== Source ==
Thursday, July 27, 2006

The Swordfish of 1976

On Saturday, May 6, 2006 another Kentucky Derby Day softball reunion was held. Anyone who ever played on the now defunct team was welcome, plus their families, friends, etc. The annual parties began in 1980, when the Biograph Theatre’s softball team was one of the cars attached to a runaway train known as the Fan District Softball League (1975-94).

At the reunion a few innings of softball were played in splendid weather without anyone hobbling off the field, or worse -- being carried off. A fine picnic spread was laid out and consumed. Cold beer flowed as the same stories were stretched, again. The horse race was watched on a little battery-powered TV.

Several of the guys at this year’s gathering were teammates of mine in 1976, when I was the manager of the Biograph, a repertory cinema that was located at 814 West Grace Street. It was the first summer of Biograph softball. We called ourselves the Swordfish, after a joke in a Marx Brothers movie. That year we played a schedule that was not set; we challenged other teams, which played in organized leagues (mostly Fan League teams), to play us for a keg of beer.

The Biograph Swordfish won 15 games (that were scheduled and umpired) of the 17 we played that initial season. In spite of having few experienced softball players on a roster, which included two French guys (friends of one of the cinema’s cashiers) -- they had never seen a softball, or baseball -- we probably won half of them by coming from behind in late innings.

Typically, our opponents saw themselves as more experienced and athletically superior, which only made it more fun when they bumbled their way into handing us the victory.

It was uncanny. Every time, those supposedly better teams seemed to be willing to overplay their hands. Now, having played and observed a lot of organized softball, I know that first Swordfish squad was absolutely charmed. Moreover, it was the loosest and luckiest team I’ve ever been associated with, bar none.

The Swordfish's two losses were: the championship game of one of the two tournaments we entered, and the other was played inside the walls of the old state penitentiary.

Located at Belvidere and Spring Streets, the fortress prison loomed over the rocky falls of the James River for nearly 200 years (it was demolished in the early-1990s). As it happened the guy in charge of recreation at the pen frequented J. W. Rayle, a popular bar of the era, located at Pine and Cary. In that bar, during a conversation, he asked me if the Biograph team -- I played outfield and served as the coach -- would consider taking on the prison’s team on a Saturday afternoon.

As it turned out the first date he set up was cancelled, due to something about a small riot.

OK.
===
== Record excerpts ==
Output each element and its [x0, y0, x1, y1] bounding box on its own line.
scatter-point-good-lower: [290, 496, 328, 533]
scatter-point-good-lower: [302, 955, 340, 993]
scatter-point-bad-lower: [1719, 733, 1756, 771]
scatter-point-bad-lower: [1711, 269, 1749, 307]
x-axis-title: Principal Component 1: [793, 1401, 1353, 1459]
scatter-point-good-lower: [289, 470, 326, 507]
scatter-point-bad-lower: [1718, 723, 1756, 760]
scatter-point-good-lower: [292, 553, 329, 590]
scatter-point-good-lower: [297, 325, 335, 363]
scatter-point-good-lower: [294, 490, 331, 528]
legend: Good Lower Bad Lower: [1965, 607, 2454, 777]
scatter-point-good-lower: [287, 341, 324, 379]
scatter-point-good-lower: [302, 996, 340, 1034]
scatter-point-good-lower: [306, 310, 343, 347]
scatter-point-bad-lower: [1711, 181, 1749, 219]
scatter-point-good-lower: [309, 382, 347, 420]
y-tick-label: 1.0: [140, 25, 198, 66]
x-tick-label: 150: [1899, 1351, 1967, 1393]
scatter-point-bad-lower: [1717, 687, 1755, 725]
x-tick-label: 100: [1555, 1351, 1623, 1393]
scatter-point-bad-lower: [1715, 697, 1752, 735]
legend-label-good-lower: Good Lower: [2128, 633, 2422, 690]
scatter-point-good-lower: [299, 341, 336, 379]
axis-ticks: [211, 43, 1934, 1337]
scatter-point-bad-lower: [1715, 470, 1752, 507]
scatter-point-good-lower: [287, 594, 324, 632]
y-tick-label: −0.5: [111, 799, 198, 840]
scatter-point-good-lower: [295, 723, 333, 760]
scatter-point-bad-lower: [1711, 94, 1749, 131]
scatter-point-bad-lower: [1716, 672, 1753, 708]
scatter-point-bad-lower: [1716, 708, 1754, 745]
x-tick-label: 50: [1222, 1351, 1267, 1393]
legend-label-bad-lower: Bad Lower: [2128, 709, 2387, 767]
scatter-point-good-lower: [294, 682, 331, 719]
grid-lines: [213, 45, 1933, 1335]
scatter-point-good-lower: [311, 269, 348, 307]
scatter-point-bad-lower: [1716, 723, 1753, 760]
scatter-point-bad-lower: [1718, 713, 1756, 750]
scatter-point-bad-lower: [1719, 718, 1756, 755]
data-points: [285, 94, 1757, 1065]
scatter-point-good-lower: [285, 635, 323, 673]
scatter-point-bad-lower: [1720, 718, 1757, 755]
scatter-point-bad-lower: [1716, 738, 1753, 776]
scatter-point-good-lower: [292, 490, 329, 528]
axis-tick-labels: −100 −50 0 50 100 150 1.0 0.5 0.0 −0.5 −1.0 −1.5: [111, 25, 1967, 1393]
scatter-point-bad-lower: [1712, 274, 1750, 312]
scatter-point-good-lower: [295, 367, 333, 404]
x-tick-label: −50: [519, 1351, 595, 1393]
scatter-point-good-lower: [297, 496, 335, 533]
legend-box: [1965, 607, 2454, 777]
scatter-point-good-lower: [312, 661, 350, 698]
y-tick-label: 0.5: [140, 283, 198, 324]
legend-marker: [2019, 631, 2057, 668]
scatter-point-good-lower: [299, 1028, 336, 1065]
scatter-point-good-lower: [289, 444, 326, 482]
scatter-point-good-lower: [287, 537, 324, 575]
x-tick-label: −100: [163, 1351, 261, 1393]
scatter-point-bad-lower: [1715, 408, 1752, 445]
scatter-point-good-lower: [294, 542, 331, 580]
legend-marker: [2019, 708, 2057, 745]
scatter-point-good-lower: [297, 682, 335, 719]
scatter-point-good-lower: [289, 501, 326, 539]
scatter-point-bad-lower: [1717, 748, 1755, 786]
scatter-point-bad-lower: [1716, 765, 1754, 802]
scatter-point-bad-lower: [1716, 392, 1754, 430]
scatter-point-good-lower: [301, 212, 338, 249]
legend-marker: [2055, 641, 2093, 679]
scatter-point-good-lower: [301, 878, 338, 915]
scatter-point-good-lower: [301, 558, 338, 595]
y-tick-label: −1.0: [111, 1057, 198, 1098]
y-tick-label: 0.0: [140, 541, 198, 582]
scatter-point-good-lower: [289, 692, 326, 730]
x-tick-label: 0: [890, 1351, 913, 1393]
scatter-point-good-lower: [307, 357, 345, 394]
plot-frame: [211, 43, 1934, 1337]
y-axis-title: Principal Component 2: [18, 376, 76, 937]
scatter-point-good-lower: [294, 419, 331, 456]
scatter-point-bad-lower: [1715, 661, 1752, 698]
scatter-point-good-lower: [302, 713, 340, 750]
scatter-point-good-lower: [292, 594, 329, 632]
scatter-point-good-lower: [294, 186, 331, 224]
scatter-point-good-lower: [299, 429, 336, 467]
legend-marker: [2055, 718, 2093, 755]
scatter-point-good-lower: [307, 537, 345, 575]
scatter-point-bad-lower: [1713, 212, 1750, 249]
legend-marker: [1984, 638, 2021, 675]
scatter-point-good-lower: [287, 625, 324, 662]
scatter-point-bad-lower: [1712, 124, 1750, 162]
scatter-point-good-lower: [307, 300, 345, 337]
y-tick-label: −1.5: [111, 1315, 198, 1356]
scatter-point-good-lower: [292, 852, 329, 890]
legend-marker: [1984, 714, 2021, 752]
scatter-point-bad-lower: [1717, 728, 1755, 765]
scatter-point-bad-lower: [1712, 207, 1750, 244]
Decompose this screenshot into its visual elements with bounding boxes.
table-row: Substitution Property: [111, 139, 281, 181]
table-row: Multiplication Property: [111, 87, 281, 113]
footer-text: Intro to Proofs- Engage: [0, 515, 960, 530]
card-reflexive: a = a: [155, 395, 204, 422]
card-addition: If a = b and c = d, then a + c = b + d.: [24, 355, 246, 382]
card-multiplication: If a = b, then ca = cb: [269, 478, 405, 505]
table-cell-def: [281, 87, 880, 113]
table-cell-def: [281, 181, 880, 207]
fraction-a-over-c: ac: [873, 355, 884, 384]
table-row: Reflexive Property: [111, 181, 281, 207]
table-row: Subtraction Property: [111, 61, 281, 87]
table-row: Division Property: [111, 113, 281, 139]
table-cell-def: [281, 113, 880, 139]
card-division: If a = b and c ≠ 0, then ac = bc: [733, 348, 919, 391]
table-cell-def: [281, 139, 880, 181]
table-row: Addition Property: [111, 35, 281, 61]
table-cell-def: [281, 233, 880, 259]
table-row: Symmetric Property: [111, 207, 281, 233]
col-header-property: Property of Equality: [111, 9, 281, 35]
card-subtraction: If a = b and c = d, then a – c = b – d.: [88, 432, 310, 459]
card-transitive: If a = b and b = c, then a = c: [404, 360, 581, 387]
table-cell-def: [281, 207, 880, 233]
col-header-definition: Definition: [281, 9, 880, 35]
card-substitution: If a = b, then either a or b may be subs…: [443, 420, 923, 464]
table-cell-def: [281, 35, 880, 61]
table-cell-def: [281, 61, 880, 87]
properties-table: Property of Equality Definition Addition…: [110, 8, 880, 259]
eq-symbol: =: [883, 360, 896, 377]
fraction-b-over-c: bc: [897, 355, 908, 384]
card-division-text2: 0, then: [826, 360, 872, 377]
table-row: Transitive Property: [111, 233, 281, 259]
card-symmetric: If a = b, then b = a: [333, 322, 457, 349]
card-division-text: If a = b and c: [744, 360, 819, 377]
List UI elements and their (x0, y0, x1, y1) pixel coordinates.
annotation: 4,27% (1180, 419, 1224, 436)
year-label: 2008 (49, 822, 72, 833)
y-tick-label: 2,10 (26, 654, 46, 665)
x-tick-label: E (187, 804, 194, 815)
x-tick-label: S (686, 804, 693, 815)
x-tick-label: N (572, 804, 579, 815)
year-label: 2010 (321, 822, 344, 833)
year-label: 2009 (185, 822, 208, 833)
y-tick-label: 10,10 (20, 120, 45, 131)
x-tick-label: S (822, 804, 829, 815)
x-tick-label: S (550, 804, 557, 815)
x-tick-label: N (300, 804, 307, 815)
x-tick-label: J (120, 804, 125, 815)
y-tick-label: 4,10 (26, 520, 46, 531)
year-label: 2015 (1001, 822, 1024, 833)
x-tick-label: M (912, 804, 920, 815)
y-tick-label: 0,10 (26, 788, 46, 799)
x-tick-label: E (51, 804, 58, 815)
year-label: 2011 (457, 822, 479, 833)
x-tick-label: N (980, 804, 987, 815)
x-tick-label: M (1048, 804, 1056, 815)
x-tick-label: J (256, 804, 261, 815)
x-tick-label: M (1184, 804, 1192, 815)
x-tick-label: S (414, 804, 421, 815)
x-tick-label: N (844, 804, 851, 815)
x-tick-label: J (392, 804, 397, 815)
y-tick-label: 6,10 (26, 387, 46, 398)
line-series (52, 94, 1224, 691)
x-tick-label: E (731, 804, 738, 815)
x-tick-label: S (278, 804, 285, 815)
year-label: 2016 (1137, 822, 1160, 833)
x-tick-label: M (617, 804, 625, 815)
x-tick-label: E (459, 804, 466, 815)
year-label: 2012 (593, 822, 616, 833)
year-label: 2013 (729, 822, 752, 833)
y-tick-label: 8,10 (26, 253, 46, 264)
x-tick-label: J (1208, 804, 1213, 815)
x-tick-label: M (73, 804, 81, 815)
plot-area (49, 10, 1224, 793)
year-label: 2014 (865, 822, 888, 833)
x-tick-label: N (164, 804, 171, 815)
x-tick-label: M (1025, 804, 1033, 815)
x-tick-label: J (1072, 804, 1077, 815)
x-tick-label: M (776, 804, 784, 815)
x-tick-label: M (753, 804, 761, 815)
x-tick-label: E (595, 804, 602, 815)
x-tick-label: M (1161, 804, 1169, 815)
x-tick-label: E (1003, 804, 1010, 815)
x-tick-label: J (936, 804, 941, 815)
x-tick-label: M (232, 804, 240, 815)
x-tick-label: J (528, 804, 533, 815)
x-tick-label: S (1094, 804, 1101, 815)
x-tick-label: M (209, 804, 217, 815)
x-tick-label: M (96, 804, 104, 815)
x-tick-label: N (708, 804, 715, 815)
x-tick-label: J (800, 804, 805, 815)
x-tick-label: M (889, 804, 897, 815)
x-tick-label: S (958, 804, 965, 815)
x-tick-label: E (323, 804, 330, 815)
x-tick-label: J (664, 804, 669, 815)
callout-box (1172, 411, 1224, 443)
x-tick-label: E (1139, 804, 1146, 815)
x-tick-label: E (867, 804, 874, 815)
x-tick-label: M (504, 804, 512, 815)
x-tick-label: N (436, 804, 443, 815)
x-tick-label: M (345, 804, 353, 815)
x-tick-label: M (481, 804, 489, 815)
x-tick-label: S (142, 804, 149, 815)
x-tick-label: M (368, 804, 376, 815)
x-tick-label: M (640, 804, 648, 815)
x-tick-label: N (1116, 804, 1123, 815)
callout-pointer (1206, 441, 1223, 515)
===
What you need to do: In the post about the 1976 Biograph softball team, what did the team name itself after?

Solution to the problem: A joke in a Marx Brothers movie.